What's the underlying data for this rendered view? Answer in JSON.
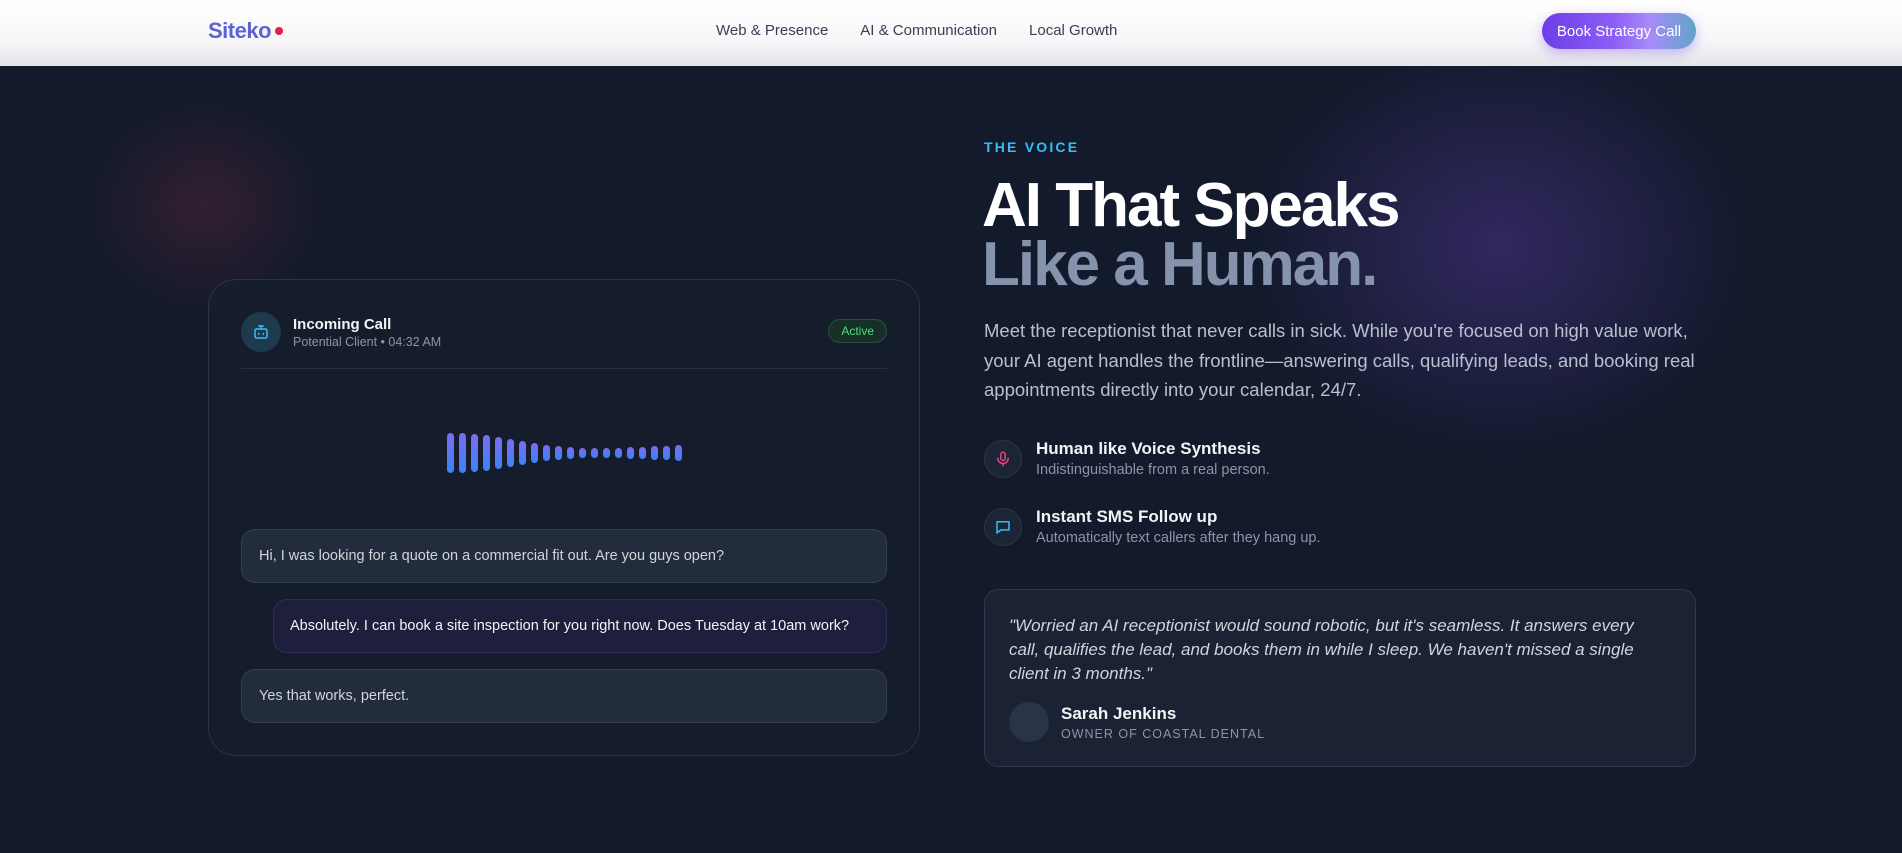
{
  "nav": {
    "logo": "Siteko",
    "links": [
      "Web & Presence",
      "AI & Communication",
      "Local Growth"
    ],
    "cta": "Book Strategy Call"
  },
  "call_card": {
    "title": "Incoming Call",
    "subtitle": "Potential Client • 04:32 AM",
    "status": "Active",
    "messages": [
      "Hi, I was looking for a quote on a commercial fit out. Are you guys open?",
      "Absolutely. I can book a site inspection for you right now. Does Tuesday at 10am work?",
      "Yes that works, perfect."
    ]
  },
  "hero": {
    "eyebrow": "THE VOICE",
    "headline_line1": "AI That Speaks",
    "headline_line2": "Like a Human.",
    "description": "Meet the receptionist that never calls in sick. While you're focused on high value work, your AI agent handles the frontline—answering calls, qualifying leads, and booking real appointments directly into your calendar, 24/7."
  },
  "features": [
    {
      "icon": "microphone-icon",
      "title": "Human like Voice Synthesis",
      "subtitle": "Indistinguishable from a real person."
    },
    {
      "icon": "chat-bubble-icon",
      "title": "Instant SMS Follow up",
      "subtitle": "Automatically text callers after they hang up."
    }
  ],
  "testimonial": {
    "quote": "\"Worried an AI receptionist would sound robotic, but it's seamless. It answers every call, qualifies the lead, and books them in while I sleep. We haven't missed a single client in 3 months.\"",
    "name": "Sarah Jenkins",
    "role": "OWNER OF COASTAL DENTAL"
  },
  "colors": {
    "accent_cyan": "#38bdf8",
    "brand_purple": "#6d3fe6",
    "status_green": "#4ade80",
    "mic_pink": "#e0457b"
  }
}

PROBLEM TO WORK ON: From the listing above, pick out every line containing "icon".

COMPLETE ANSWER:
      "icon": "microphone-icon",
      "icon": "chat-bubble-icon",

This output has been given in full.